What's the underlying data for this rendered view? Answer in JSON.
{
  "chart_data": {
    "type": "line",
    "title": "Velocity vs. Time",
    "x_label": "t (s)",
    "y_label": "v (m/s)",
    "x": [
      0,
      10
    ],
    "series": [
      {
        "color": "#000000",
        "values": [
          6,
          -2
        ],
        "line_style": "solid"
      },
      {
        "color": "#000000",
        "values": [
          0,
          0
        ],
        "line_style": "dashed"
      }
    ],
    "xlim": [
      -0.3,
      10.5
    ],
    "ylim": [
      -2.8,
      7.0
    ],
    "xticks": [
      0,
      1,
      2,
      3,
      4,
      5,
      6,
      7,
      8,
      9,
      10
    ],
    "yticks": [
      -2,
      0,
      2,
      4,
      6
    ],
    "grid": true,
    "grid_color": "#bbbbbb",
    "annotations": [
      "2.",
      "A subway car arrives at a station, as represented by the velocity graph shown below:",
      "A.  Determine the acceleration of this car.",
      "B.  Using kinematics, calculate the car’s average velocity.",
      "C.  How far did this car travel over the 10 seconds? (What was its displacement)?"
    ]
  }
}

▶ **Set problem**
Show the lines of the records that include the string "this".

▶ **Result below**
What's the underlying data for this rendered view? Answer in JSON.
      "A.  Determine the acceleration of this car.",
      "C.  How far did this car travel over the 10 seconds? (What was its displacement)?"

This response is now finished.